(Dataset entries on figures)
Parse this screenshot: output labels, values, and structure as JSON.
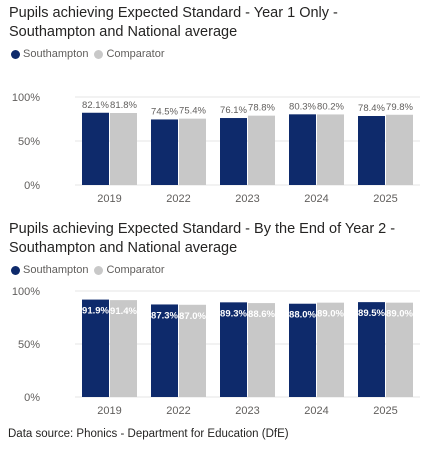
{
  "chart_data": [
    {
      "type": "bar",
      "title_lines": [
        "Pupils achieving Expected Standard - Year 1 Only -",
        "Southampton and National average"
      ],
      "categories": [
        "2019",
        "2022",
        "2023",
        "2024",
        "2025"
      ],
      "series": [
        {
          "name": "Southampton",
          "color": "#0e2a6b",
          "values": [
            82.1,
            74.5,
            76.1,
            80.3,
            78.4
          ],
          "labels": [
            "82.1%",
            "74.5%",
            "76.1%",
            "80.3%",
            "78.4%"
          ]
        },
        {
          "name": "Comparator",
          "color": "#c8c8c8",
          "values": [
            81.8,
            75.4,
            78.8,
            80.2,
            79.8
          ],
          "labels": [
            "81.8%",
            "75.4%",
            "78.8%",
            "80.2%",
            "79.8%"
          ]
        }
      ],
      "yticks": [
        "0%",
        "50%",
        "100%"
      ],
      "ylim": [
        0,
        100
      ],
      "label_position": "outside",
      "legend_position": "top-left",
      "grid": true
    },
    {
      "type": "bar",
      "title_lines": [
        "Pupils achieving Expected Standard - By the End of Year 2 -",
        "Southampton and National average"
      ],
      "categories": [
        "2019",
        "2022",
        "2023",
        "2024",
        "2025"
      ],
      "series": [
        {
          "name": "Southampton",
          "color": "#0e2a6b",
          "values": [
            91.9,
            87.3,
            89.3,
            88.0,
            89.5
          ],
          "labels": [
            "91.9%",
            "87.3%",
            "89.3%",
            "88.0%",
            "89.5%"
          ]
        },
        {
          "name": "Comparator",
          "color": "#c8c8c8",
          "values": [
            91.4,
            87.0,
            88.6,
            89.0,
            89.0
          ],
          "labels": [
            "91.4%",
            "87.0%",
            "88.6%",
            "89.0%",
            "89.0%"
          ]
        }
      ],
      "yticks": [
        "0%",
        "50%",
        "100%"
      ],
      "ylim": [
        0,
        100
      ],
      "label_position": "inside",
      "legend_position": "top-left",
      "grid": true
    }
  ],
  "source": "Data source: Phonics - Department for Education (DfE)"
}
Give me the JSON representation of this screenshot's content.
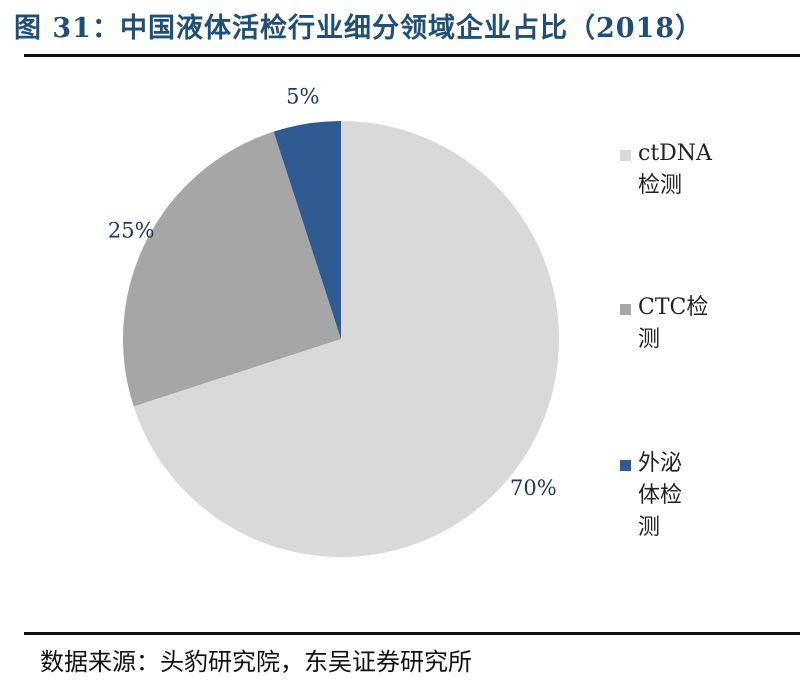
{
  "title": "图 31：中国液体活检行业细分领域企业占比（2018）",
  "source": "数据来源：头豹研究院，东吴证券研究所",
  "chart_data": {
    "type": "pie",
    "title": "中国液体活检行业细分领域企业占比（2018）",
    "start_angle_deg": 0,
    "direction": "clockwise",
    "slices": [
      {
        "label": "ctDNA检测",
        "value": 70,
        "display": "70%",
        "color": "#d9d9d9"
      },
      {
        "label": "CTC检测",
        "value": 25,
        "display": "25%",
        "color": "#a6a6a6"
      },
      {
        "label": "外泌体检测",
        "value": 5,
        "display": "5%",
        "color": "#2f5a92"
      }
    ],
    "legend": [
      "ctDNA检测",
      "CTC检测",
      "外泌体检测"
    ],
    "legend_position": "right"
  }
}
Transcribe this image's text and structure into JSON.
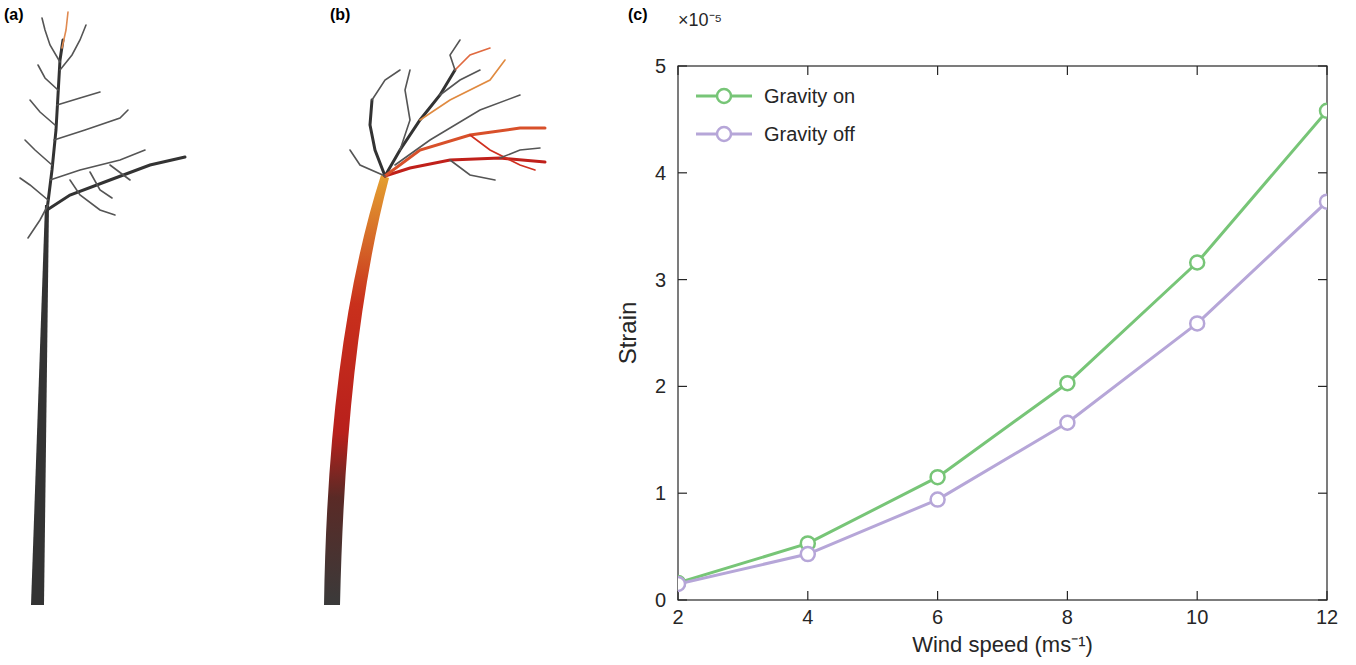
{
  "panel_labels": [
    "(a)",
    "(b)",
    "(c)"
  ],
  "chart_data": {
    "type": "line",
    "x_label": "Wind speed (ms⁻¹)",
    "y_label": "Strain",
    "y_multiplier": "×10⁻⁵",
    "x": [
      2,
      4,
      6,
      8,
      10,
      12
    ],
    "series": [
      {
        "name": "Gravity on",
        "color": "#77c577",
        "marker": "circle",
        "line_style": "solid",
        "values": [
          1.6e-06,
          5.3e-06,
          1.15e-05,
          2.03e-05,
          3.16e-05,
          4.58e-05
        ]
      },
      {
        "name": "Gravity off",
        "color": "#b6a6d8",
        "marker": "circle",
        "line_style": "solid",
        "values": [
          1.5e-06,
          4.3e-06,
          9.4e-06,
          1.66e-05,
          2.59e-05,
          3.73e-05
        ]
      }
    ],
    "xlim": [
      2,
      12
    ],
    "xticks": [
      2,
      4,
      6,
      8,
      10,
      12
    ],
    "ylim": [
      0,
      5e-05
    ],
    "yticks": [
      0,
      {
        "value": 1e-05,
        "label": "1"
      },
      {
        "value": 2e-05,
        "label": "2"
      },
      {
        "value": 3e-05,
        "label": "3"
      },
      {
        "value": 4e-05,
        "label": "4"
      },
      {
        "value": 5e-05,
        "label": "5"
      }
    ],
    "grid": false,
    "legend": "upper left"
  }
}
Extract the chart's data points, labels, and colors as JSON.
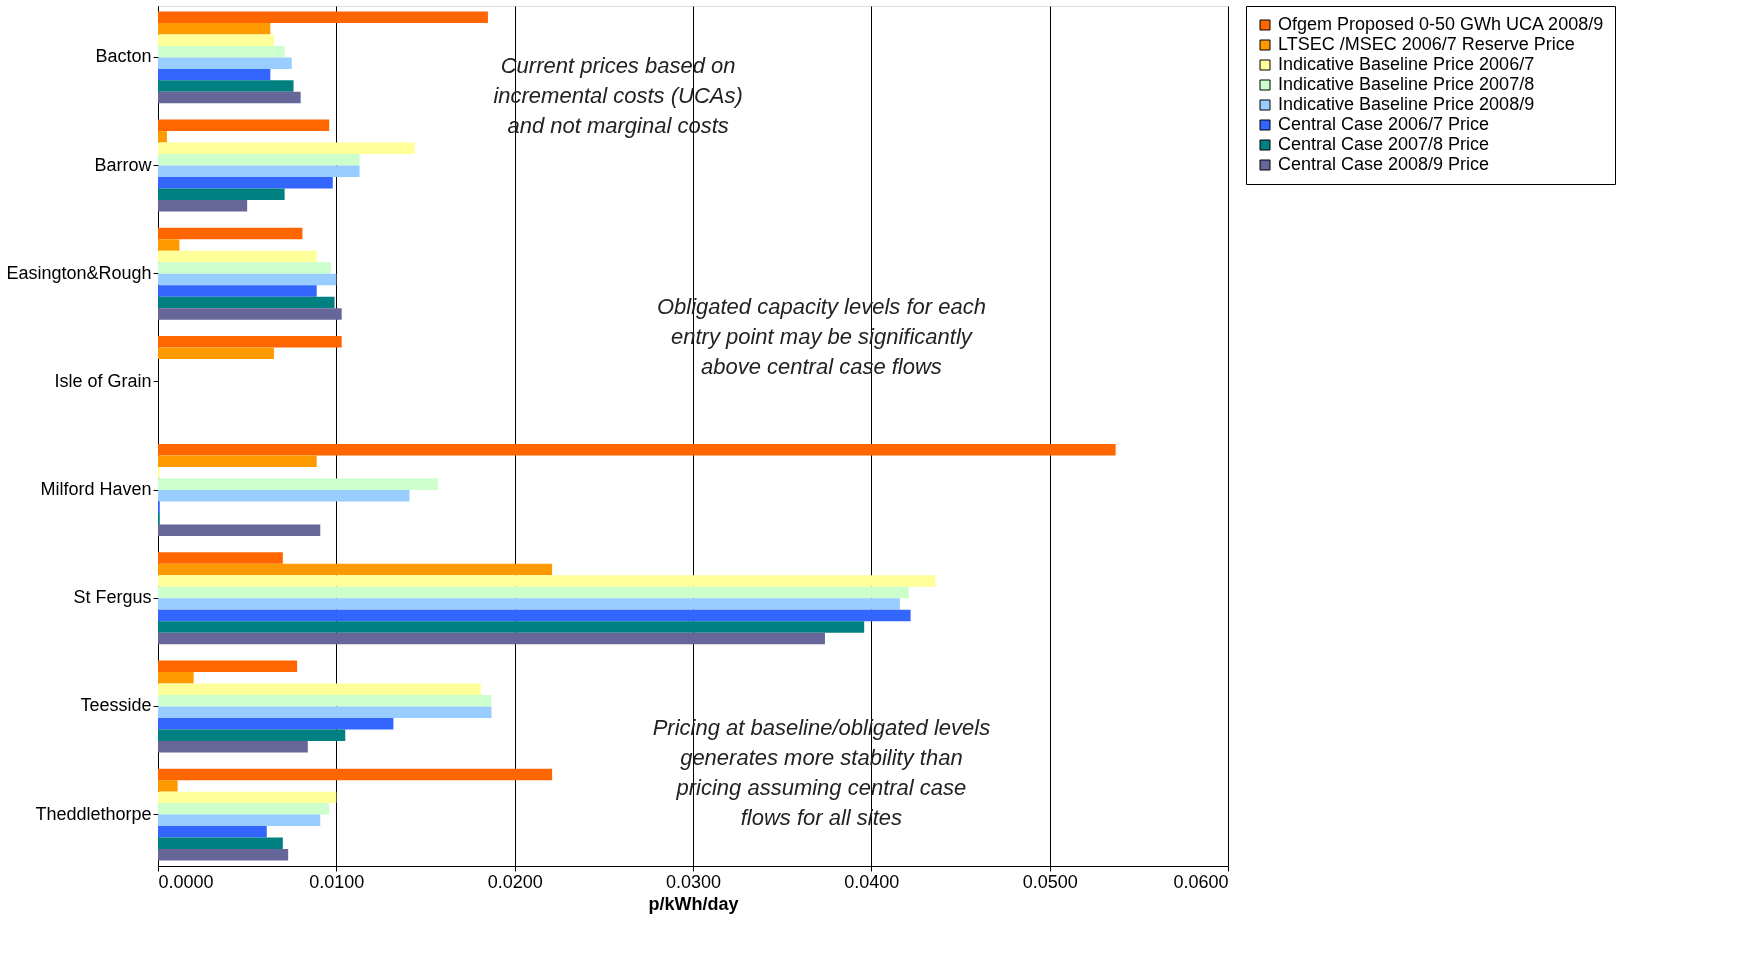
{
  "chart_data": {
    "type": "bar",
    "orientation": "horizontal",
    "xlabel": "p/kWh/day",
    "legend": "right",
    "grid": "x",
    "categories": [
      "Bacton",
      "Barrow",
      "Easington&Rough",
      "Isle of Grain",
      "Milford Haven",
      "St Fergus",
      "Teesside",
      "Theddlethorpe"
    ],
    "series": [
      {
        "name": "Ofgem Proposed 0-50 GWh UCA 2008/9",
        "color": "#ff6600",
        "values": [
          0.0185,
          0.0096,
          0.0081,
          0.0103,
          0.0537,
          0.007,
          0.0078,
          0.0221
        ]
      },
      {
        "name": "LTSEC /MSEC  2006/7 Reserve Price",
        "color": "#ff9900",
        "values": [
          0.0063,
          0.0005,
          0.0012,
          0.0065,
          0.0089,
          0.0221,
          0.002,
          0.0011
        ]
      },
      {
        "name": "Indicative Baseline Price 2006/7",
        "color": "#ffff99",
        "values": [
          0.0065,
          0.0144,
          0.0089,
          0,
          0.0001,
          0.0436,
          0.0181,
          0.01
        ]
      },
      {
        "name": "Indicative Baseline Price 2007/8",
        "color": "#ccffcc",
        "values": [
          0.0071,
          0.0113,
          0.0097,
          0,
          0.0157,
          0.0421,
          0.0187,
          0.0096
        ]
      },
      {
        "name": "Indicative Baseline Price 2008/9",
        "color": "#99ccff",
        "values": [
          0.0075,
          0.0113,
          0.01,
          0,
          0.0141,
          0.0416,
          0.0187,
          0.0091
        ]
      },
      {
        "name": "Central Case 2006/7 Price",
        "color": "#3366ff",
        "values": [
          0.0063,
          0.0098,
          0.0089,
          0,
          0.0001,
          0.0422,
          0.0132,
          0.0061
        ]
      },
      {
        "name": "Central Case 2007/8 Price",
        "color": "#008080",
        "values": [
          0.0076,
          0.0071,
          0.0099,
          0,
          0.0001,
          0.0396,
          0.0105,
          0.007
        ]
      },
      {
        "name": "Central Case 2008/9 Price",
        "color": "#666699",
        "values": [
          0.008,
          0.005,
          0.0103,
          0,
          0.0091,
          0.0374,
          0.0084,
          0.0073
        ]
      }
    ],
    "xlim": [
      0,
      0.06
    ],
    "xticks": [
      {
        "value": 0,
        "label": "0.0000"
      },
      {
        "value": 0.01,
        "label": "0.0100"
      },
      {
        "value": 0.02,
        "label": "0.0200"
      },
      {
        "value": 0.03,
        "label": "0.0300"
      },
      {
        "value": 0.04,
        "label": "0.0400"
      },
      {
        "value": 0.05,
        "label": "0.0500"
      },
      {
        "value": 0.06,
        "label": "0.0600"
      }
    ],
    "annotations": [
      "Current prices based on\nincremental costs (UCAs)\nand not marginal costs",
      "Obligated capacity levels for each\nentry point may be significantly\nabove central case flows",
      "Pricing at baseline/obligated levels\ngenerates more stability than\npricing assuming central case\nflows for all sites"
    ]
  }
}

● Objective: Skip every picture and transcribe the data above exactly.

● Exercise answer:
Parse this screenshot: output labels, values, and structure as JSON.
{
  "chart_data": [
    {
      "type": "bar",
      "title_lines": [
        "Pupils achieving Expected Standard - Year 1 Only -",
        "Southampton and National average"
      ],
      "categories": [
        "2019",
        "2022",
        "2023",
        "2024",
        "2025"
      ],
      "series": [
        {
          "name": "Southampton",
          "color": "#0e2a6b",
          "values": [
            82.1,
            74.5,
            76.1,
            80.3,
            78.4
          ],
          "labels": [
            "82.1%",
            "74.5%",
            "76.1%",
            "80.3%",
            "78.4%"
          ]
        },
        {
          "name": "Comparator",
          "color": "#c8c8c8",
          "values": [
            81.8,
            75.4,
            78.8,
            80.2,
            79.8
          ],
          "labels": [
            "81.8%",
            "75.4%",
            "78.8%",
            "80.2%",
            "79.8%"
          ]
        }
      ],
      "yticks": [
        "0%",
        "50%",
        "100%"
      ],
      "ylim": [
        0,
        100
      ],
      "label_position": "outside",
      "legend_position": "top-left",
      "grid": true
    },
    {
      "type": "bar",
      "title_lines": [
        "Pupils achieving Expected Standard - By the End of Year 2 -",
        "Southampton and National average"
      ],
      "categories": [
        "2019",
        "2022",
        "2023",
        "2024",
        "2025"
      ],
      "series": [
        {
          "name": "Southampton",
          "color": "#0e2a6b",
          "values": [
            91.9,
            87.3,
            89.3,
            88.0,
            89.5
          ],
          "labels": [
            "91.9%",
            "87.3%",
            "89.3%",
            "88.0%",
            "89.5%"
          ]
        },
        {
          "name": "Comparator",
          "color": "#c8c8c8",
          "values": [
            91.4,
            87.0,
            88.6,
            89.0,
            89.0
          ],
          "labels": [
            "91.4%",
            "87.0%",
            "88.6%",
            "89.0%",
            "89.0%"
          ]
        }
      ],
      "yticks": [
        "0%",
        "50%",
        "100%"
      ],
      "ylim": [
        0,
        100
      ],
      "label_position": "inside",
      "legend_position": "top-left",
      "grid": true
    }
  ],
  "source": "Data source: Phonics - Department for Education (DfE)"
}
Give me the JSON representation of this screenshot's content.
{
  "title": "图 31：中国液体活检行业细分领域企业占比（2018）",
  "source": "数据来源：头豹研究院，东吴证券研究所",
  "chart_data": {
    "type": "pie",
    "title": "中国液体活检行业细分领域企业占比（2018）",
    "start_angle_deg": 0,
    "direction": "clockwise",
    "slices": [
      {
        "label": "ctDNA检测",
        "value": 70,
        "display": "70%",
        "color": "#d9d9d9"
      },
      {
        "label": "CTC检测",
        "value": 25,
        "display": "25%",
        "color": "#a6a6a6"
      },
      {
        "label": "外泌体检测",
        "value": 5,
        "display": "5%",
        "color": "#2f5a92"
      }
    ],
    "legend": [
      "ctDNA检测",
      "CTC检测",
      "外泌体检测"
    ],
    "legend_position": "right"
  }
}
Transcribe this image's text and structure into JSON.
{
  "panel_labels": [
    "(a)",
    "(b)",
    "(c)"
  ],
  "chart_data": {
    "type": "line",
    "x_label": "Wind speed (ms⁻¹)",
    "y_label": "Strain",
    "y_multiplier": "×10⁻⁵",
    "x": [
      2,
      4,
      6,
      8,
      10,
      12
    ],
    "series": [
      {
        "name": "Gravity on",
        "color": "#77c577",
        "marker": "circle",
        "line_style": "solid",
        "values": [
          1.6e-06,
          5.3e-06,
          1.15e-05,
          2.03e-05,
          3.16e-05,
          4.58e-05
        ]
      },
      {
        "name": "Gravity off",
        "color": "#b6a6d8",
        "marker": "circle",
        "line_style": "solid",
        "values": [
          1.5e-06,
          4.3e-06,
          9.4e-06,
          1.66e-05,
          2.59e-05,
          3.73e-05
        ]
      }
    ],
    "xlim": [
      2,
      12
    ],
    "xticks": [
      2,
      4,
      6,
      8,
      10,
      12
    ],
    "ylim": [
      0,
      5e-05
    ],
    "yticks": [
      0,
      {
        "value": 1e-05,
        "label": "1"
      },
      {
        "value": 2e-05,
        "label": "2"
      },
      {
        "value": 3e-05,
        "label": "3"
      },
      {
        "value": 4e-05,
        "label": "4"
      },
      {
        "value": 5e-05,
        "label": "5"
      }
    ],
    "grid": false,
    "legend": "upper left"
  }
}
Extract the chart's data points, labels, and colors as JSON.
{
  "chart_data": {
    "type": "bar",
    "orientation": "horizontal",
    "xlabel": "p/kWh/day",
    "legend": "right",
    "grid": "x",
    "categories": [
      "Bacton",
      "Barrow",
      "Easington&Rough",
      "Isle of Grain",
      "Milford Haven",
      "St Fergus",
      "Teesside",
      "Theddlethorpe"
    ],
    "series": [
      {
        "name": "Ofgem Proposed 0-50 GWh UCA 2008/9",
        "color": "#ff6600",
        "values": [
          0.0185,
          0.0096,
          0.0081,
          0.0103,
          0.0537,
          0.007,
          0.0078,
          0.0221
        ]
      },
      {
        "name": "LTSEC /MSEC  2006/7 Reserve Price",
        "color": "#ff9900",
        "values": [
          0.0063,
          0.0005,
          0.0012,
          0.0065,
          0.0089,
          0.0221,
          0.002,
          0.0011
        ]
      },
      {
        "name": "Indicative Baseline Price 2006/7",
        "color": "#ffff99",
        "values": [
          0.0065,
          0.0144,
          0.0089,
          0,
          0.0001,
          0.0436,
          0.0181,
          0.01
        ]
      },
      {
        "name": "Indicative Baseline Price 2007/8",
        "color": "#ccffcc",
        "values": [
          0.0071,
          0.0113,
          0.0097,
          0,
          0.0157,
          0.0421,
          0.0187,
          0.0096
        ]
      },
      {
        "name": "Indicative Baseline Price 2008/9",
        "color": "#99ccff",
        "values": [
          0.0075,
          0.0113,
          0.01,
          0,
          0.0141,
          0.0416,
          0.0187,
          0.0091
        ]
      },
      {
        "name": "Central Case 2006/7 Price",
        "color": "#3366ff",
        "values": [
          0.0063,
          0.0098,
          0.0089,
          0,
          0.0001,
          0.0422,
          0.0132,
          0.0061
        ]
      },
      {
        "name": "Central Case 2007/8 Price",
        "color": "#008080",
        "values": [
          0.0076,
          0.0071,
          0.0099,
          0,
          0.0001,
          0.0396,
          0.0105,
          0.007
        ]
      },
      {
        "name": "Central Case 2008/9 Price",
        "color": "#666699",
        "values": [
          0.008,
          0.005,
          0.0103,
          0,
          0.0091,
          0.0374,
          0.0084,
          0.0073
        ]
      }
    ],
    "xlim": [
      0,
      0.06
    ],
    "xticks": [
      {
        "value": 0,
        "label": "0.0000"
      },
      {
        "value": 0.01,
        "label": "0.0100"
      },
      {
        "value": 0.02,
        "label": "0.0200"
      },
      {
        "value": 0.03,
        "label": "0.0300"
      },
      {
        "value": 0.04,
        "label": "0.0400"
      },
      {
        "value": 0.05,
        "label": "0.0500"
      },
      {
        "value": 0.06,
        "label": "0.0600"
      }
    ],
    "annotations": [
      "Current prices based on\nincremental costs (UCAs)\nand not marginal costs",
      "Obligated capacity levels for each\nentry point may be significantly\nabove central case flows",
      "Pricing at baseline/obligated levels\ngenerates more stability than\npricing assuming central case\nflows for all sites"
    ]
  }
}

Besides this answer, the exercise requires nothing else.